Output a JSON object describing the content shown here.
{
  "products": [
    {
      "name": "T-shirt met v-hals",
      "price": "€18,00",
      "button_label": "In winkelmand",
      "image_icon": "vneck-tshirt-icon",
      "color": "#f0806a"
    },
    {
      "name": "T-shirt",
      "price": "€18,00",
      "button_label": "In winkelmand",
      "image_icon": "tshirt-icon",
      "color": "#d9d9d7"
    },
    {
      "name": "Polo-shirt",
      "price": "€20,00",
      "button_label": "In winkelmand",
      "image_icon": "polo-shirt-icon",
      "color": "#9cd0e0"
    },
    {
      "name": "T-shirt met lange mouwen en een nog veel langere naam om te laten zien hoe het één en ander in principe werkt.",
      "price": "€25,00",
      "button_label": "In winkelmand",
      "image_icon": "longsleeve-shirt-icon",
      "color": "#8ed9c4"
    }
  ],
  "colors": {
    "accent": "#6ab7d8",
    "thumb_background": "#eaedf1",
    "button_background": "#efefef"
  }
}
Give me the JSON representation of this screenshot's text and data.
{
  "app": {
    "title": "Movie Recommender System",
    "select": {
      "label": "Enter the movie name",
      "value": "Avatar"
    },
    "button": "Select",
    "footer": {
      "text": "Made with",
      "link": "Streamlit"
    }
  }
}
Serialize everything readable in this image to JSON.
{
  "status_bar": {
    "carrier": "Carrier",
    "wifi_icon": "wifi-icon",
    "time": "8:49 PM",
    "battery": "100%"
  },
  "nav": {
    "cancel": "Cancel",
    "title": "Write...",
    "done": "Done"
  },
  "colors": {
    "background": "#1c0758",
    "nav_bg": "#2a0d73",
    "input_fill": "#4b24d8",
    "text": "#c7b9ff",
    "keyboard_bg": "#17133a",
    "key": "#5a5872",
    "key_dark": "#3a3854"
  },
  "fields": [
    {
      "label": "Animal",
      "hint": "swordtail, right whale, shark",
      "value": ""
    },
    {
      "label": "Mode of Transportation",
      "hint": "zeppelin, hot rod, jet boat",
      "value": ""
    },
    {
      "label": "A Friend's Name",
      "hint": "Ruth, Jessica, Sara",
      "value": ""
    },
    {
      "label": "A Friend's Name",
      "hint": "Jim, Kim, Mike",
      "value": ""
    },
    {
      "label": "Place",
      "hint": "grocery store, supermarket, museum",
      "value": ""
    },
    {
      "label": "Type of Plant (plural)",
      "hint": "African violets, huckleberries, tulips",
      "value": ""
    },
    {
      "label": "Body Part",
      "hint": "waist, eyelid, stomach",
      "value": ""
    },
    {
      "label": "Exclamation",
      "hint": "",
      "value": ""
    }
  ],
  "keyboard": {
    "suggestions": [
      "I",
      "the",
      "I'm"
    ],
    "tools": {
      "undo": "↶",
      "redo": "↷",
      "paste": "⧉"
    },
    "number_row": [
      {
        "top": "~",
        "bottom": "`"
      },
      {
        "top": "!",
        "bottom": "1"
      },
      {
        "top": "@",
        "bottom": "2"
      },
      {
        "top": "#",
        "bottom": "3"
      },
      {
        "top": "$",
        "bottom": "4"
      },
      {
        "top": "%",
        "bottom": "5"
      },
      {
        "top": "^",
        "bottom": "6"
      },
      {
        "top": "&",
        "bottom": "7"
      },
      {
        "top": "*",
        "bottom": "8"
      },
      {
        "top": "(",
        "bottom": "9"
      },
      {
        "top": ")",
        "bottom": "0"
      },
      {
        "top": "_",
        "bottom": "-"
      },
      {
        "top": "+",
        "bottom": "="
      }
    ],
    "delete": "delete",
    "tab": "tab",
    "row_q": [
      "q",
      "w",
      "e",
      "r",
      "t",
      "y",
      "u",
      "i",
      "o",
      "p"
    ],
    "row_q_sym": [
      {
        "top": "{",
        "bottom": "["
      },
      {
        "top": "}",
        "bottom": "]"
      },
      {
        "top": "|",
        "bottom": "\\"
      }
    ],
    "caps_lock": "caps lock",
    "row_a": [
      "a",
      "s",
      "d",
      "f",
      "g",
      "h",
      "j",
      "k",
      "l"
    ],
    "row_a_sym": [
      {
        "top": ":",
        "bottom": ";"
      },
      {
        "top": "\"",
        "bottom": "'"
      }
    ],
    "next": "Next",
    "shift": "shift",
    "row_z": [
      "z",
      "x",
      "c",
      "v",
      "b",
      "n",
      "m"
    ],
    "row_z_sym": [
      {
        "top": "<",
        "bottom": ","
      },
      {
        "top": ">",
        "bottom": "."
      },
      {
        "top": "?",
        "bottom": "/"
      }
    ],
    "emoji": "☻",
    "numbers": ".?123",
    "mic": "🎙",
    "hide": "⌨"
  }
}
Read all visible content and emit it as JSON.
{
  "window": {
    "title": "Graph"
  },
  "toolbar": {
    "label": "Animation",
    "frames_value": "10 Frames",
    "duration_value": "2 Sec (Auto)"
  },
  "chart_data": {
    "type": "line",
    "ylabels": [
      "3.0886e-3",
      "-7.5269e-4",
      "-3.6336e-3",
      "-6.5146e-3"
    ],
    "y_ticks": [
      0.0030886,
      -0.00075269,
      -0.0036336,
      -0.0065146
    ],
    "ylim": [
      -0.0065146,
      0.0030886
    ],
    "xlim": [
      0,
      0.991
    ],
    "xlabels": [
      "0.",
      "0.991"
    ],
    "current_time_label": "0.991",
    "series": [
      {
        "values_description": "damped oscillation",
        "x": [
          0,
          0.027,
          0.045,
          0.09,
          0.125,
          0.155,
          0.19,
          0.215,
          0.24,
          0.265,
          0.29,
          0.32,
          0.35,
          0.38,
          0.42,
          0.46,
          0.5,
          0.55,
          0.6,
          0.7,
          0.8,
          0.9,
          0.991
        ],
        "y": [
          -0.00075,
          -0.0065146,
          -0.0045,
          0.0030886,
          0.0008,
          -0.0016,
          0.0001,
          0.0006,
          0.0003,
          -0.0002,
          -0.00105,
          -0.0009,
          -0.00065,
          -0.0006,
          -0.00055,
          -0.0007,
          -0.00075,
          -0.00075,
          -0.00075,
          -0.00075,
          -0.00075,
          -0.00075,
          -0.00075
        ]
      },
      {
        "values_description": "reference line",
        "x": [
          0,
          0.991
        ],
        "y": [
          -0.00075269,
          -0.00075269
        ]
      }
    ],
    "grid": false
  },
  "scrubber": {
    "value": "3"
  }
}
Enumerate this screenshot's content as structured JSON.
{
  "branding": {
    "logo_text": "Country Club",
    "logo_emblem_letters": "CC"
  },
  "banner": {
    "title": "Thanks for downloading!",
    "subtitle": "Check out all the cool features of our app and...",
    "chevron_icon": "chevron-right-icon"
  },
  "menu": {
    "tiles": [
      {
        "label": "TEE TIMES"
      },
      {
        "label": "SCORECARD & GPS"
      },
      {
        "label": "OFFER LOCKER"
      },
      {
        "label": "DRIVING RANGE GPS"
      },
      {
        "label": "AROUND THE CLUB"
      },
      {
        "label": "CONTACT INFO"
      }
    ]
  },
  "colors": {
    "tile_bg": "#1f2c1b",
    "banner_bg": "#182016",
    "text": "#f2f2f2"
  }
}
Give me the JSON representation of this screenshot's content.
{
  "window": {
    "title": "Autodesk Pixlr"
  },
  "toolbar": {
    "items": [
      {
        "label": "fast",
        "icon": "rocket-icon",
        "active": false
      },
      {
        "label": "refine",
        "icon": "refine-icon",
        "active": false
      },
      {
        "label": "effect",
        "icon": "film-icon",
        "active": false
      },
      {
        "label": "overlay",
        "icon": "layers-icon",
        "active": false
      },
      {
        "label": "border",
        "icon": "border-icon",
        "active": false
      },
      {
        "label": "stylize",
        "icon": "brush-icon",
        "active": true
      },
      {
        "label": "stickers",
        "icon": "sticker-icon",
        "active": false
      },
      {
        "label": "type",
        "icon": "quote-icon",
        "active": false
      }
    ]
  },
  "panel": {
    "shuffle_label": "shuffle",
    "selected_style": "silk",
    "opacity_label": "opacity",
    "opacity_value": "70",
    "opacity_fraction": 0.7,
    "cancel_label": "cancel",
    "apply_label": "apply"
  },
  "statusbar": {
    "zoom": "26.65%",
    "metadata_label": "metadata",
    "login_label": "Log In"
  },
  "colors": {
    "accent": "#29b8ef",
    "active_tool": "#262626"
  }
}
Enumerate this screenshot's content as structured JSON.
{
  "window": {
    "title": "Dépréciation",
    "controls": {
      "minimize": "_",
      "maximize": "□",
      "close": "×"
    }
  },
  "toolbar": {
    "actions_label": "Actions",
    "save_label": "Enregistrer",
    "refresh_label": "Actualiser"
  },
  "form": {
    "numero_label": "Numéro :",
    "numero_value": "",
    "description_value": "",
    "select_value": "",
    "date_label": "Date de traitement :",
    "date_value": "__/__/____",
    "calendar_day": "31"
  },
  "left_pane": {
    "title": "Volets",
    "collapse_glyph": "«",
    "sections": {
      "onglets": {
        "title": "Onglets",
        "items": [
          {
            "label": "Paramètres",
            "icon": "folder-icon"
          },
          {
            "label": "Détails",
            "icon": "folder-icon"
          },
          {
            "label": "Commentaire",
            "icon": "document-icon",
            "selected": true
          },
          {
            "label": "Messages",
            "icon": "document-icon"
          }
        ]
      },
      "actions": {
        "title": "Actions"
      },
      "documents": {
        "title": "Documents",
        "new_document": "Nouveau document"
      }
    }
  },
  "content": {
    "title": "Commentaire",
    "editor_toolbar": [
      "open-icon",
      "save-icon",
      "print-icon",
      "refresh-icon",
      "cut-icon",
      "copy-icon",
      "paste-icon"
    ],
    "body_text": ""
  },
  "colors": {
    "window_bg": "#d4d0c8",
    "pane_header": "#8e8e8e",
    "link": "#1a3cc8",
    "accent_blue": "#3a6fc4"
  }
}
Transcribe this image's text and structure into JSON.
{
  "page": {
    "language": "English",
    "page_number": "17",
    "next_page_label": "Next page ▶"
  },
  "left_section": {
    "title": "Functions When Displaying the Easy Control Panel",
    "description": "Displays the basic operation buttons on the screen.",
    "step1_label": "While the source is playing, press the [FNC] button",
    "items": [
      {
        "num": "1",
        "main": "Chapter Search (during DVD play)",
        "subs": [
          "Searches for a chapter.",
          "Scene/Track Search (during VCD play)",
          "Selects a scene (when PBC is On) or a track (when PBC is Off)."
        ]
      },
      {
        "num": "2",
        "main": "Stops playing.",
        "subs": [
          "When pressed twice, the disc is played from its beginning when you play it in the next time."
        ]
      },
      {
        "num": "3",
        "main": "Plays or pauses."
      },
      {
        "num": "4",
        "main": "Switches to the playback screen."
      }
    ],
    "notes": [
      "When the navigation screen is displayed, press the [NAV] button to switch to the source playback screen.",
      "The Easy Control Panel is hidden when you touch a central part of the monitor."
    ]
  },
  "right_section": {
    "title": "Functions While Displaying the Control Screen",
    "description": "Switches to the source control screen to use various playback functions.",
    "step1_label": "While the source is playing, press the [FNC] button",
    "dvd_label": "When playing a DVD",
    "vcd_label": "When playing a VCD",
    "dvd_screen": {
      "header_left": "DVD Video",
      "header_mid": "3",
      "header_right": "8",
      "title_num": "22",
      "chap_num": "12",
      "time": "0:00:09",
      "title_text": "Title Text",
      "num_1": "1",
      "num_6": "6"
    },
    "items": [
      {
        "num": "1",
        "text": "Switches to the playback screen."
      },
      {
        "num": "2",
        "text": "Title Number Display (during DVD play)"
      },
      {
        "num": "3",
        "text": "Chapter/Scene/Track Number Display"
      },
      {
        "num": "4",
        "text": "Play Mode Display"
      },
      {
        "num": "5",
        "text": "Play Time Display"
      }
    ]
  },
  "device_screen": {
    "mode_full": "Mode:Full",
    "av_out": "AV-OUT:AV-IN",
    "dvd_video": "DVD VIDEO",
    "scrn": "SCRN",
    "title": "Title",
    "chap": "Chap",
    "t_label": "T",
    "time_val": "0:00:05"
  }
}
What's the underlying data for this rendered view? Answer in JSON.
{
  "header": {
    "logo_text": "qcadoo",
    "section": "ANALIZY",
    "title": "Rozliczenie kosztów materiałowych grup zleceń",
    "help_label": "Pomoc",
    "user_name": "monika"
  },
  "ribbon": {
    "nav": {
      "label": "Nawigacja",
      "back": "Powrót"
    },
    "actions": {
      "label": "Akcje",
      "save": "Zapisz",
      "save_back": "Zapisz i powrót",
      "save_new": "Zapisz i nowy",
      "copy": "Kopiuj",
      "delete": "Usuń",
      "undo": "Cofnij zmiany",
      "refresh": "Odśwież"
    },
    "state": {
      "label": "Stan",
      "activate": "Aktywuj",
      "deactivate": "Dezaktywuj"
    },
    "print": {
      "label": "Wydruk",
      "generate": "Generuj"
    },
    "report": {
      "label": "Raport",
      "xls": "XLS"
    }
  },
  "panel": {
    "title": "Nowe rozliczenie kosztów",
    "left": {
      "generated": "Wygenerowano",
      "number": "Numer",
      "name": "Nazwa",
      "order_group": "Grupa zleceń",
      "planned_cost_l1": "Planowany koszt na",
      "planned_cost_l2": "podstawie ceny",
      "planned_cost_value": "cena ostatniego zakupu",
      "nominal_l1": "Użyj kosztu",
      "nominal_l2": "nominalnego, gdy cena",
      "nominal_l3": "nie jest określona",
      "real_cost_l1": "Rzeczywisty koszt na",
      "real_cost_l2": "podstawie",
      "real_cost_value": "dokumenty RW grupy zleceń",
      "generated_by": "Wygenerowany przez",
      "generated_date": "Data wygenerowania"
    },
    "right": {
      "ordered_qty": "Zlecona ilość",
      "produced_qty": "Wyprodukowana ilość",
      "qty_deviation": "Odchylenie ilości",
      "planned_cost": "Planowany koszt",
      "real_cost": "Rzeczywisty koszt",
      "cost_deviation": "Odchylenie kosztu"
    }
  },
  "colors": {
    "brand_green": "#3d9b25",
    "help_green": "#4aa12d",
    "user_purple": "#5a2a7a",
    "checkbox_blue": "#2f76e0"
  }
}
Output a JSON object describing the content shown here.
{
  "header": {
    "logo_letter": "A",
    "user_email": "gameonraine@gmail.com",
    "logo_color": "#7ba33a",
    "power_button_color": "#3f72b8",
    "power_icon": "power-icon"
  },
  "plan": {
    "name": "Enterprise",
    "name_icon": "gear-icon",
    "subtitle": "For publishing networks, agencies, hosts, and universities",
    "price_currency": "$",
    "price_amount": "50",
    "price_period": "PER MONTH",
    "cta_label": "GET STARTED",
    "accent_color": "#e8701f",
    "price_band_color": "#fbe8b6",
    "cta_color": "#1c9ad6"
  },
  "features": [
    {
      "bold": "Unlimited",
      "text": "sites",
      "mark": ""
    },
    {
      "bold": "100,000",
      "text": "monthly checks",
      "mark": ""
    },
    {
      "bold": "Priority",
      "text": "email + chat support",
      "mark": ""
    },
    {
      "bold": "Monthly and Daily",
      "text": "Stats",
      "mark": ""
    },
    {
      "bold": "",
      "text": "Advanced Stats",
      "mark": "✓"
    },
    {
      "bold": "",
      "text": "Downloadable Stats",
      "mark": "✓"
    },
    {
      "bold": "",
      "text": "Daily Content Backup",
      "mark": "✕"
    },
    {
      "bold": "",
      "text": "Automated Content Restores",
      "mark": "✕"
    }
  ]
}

TASK STATEMENT:
Extract each line holding the word "screenshot" from the records.

REPLY:
Give me the JSON representation of this screenshot's text and data.
Enumerate this screenshot's content as structured JSON.
Give me the JSON representation of this screenshot's content.
Enumerate this screenshot's content as structured JSON.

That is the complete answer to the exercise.